TASK BRIEF: Drop the images; return everything else in the listing below exactly.

Records
========

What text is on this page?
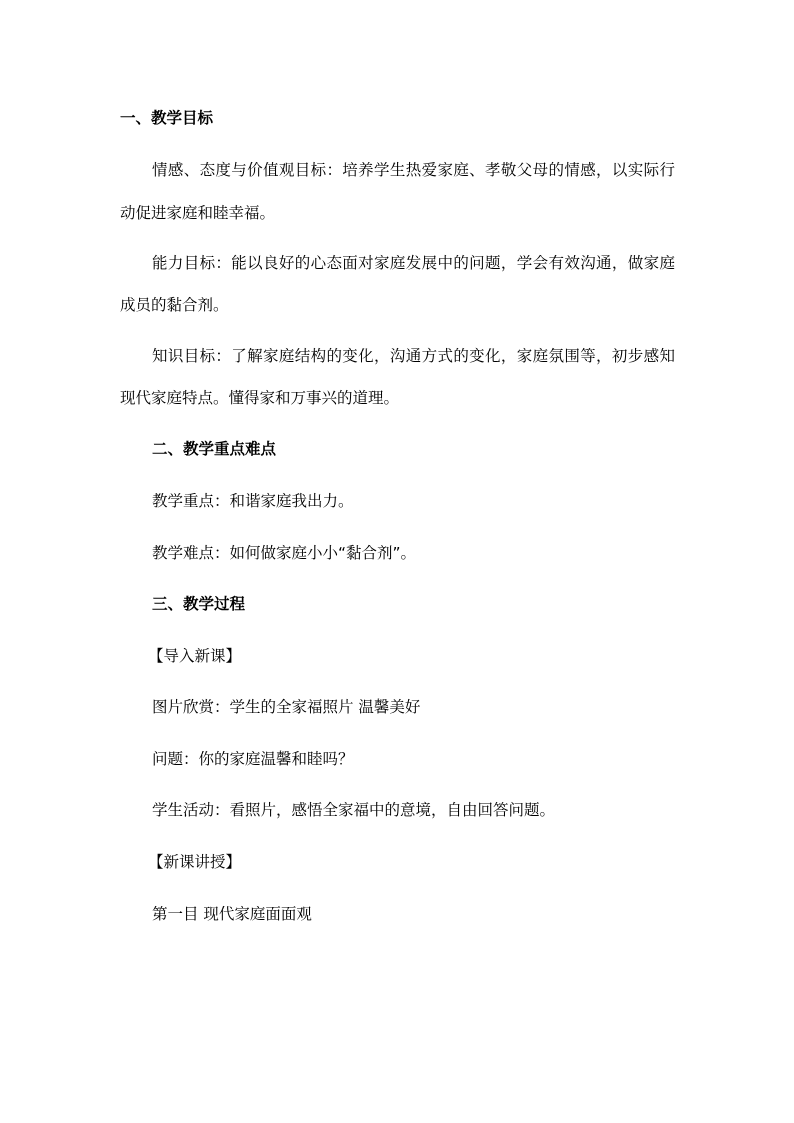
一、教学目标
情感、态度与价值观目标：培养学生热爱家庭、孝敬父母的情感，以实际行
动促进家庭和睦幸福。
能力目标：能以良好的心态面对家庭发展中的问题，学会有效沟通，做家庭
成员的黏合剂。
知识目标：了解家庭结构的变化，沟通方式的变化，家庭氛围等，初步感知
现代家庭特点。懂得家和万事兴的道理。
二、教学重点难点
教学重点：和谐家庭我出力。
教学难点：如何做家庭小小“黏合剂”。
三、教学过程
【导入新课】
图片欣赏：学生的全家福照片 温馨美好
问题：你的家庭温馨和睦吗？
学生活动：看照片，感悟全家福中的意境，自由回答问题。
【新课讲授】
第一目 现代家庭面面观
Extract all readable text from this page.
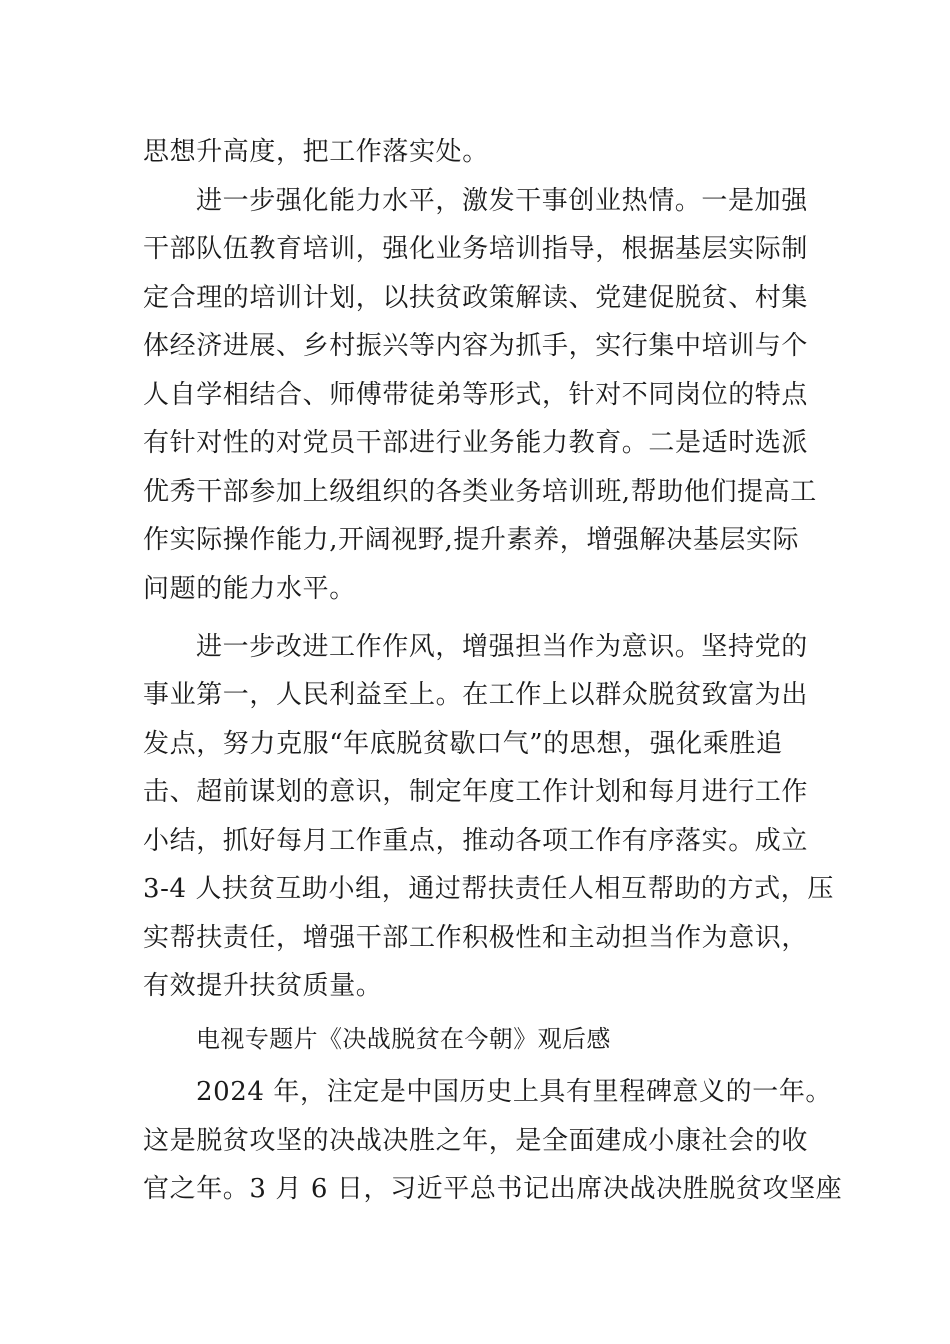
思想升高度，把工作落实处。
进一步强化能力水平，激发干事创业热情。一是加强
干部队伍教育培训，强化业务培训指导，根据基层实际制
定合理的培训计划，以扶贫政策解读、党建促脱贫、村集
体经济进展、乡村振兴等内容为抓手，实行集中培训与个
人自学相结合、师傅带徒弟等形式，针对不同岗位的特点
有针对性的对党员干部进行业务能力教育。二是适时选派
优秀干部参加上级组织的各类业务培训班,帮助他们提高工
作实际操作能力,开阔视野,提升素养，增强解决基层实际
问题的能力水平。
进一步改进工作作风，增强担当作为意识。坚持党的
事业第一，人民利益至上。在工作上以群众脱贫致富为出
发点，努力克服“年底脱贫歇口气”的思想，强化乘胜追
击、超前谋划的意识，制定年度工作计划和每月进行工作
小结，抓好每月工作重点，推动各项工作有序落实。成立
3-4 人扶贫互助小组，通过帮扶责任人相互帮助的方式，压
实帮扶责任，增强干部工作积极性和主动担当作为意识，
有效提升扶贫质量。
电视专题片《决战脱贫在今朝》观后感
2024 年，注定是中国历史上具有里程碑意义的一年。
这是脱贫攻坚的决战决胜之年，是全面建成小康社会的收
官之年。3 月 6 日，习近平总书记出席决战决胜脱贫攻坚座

========

COMPLETE OUTPUT:
What text is on this page?
一、教学目标
情感、态度与价值观目标：培养学生热爱家庭、孝敬父母的情感，以实际行
动促进家庭和睦幸福。
能力目标：能以良好的心态面对家庭发展中的问题，学会有效沟通，做家庭
成员的黏合剂。
知识目标：了解家庭结构的变化，沟通方式的变化，家庭氛围等，初步感知
现代家庭特点。懂得家和万事兴的道理。
二、教学重点难点
教学重点：和谐家庭我出力。
教学难点：如何做家庭小小“黏合剂”。
三、教学过程
【导入新课】
图片欣赏：学生的全家福照片 温馨美好
问题：你的家庭温馨和睦吗？
学生活动：看照片，感悟全家福中的意境，自由回答问题。
【新课讲授】
第一目 现代家庭面面观
Extract all readable text from this page.
思想升高度，把工作落实处。
进一步强化能力水平，激发干事创业热情。一是加强
干部队伍教育培训，强化业务培训指导，根据基层实际制
定合理的培训计划，以扶贫政策解读、党建促脱贫、村集
体经济进展、乡村振兴等内容为抓手，实行集中培训与个
人自学相结合、师傅带徒弟等形式，针对不同岗位的特点
有针对性的对党员干部进行业务能力教育。二是适时选派
优秀干部参加上级组织的各类业务培训班,帮助他们提高工
作实际操作能力,开阔视野,提升素养，增强解决基层实际
问题的能力水平。
进一步改进工作作风，增强担当作为意识。坚持党的
事业第一，人民利益至上。在工作上以群众脱贫致富为出
发点，努力克服“年底脱贫歇口气”的思想，强化乘胜追
击、超前谋划的意识，制定年度工作计划和每月进行工作
小结，抓好每月工作重点，推动各项工作有序落实。成立
3-4 人扶贫互助小组，通过帮扶责任人相互帮助的方式，压
实帮扶责任，增强干部工作积极性和主动担当作为意识，
有效提升扶贫质量。
电视专题片《决战脱贫在今朝》观后感
2024 年，注定是中国历史上具有里程碑意义的一年。
这是脱贫攻坚的决战决胜之年，是全面建成小康社会的收
官之年。3 月 6 日，习近平总书记出席决战决胜脱贫攻坚座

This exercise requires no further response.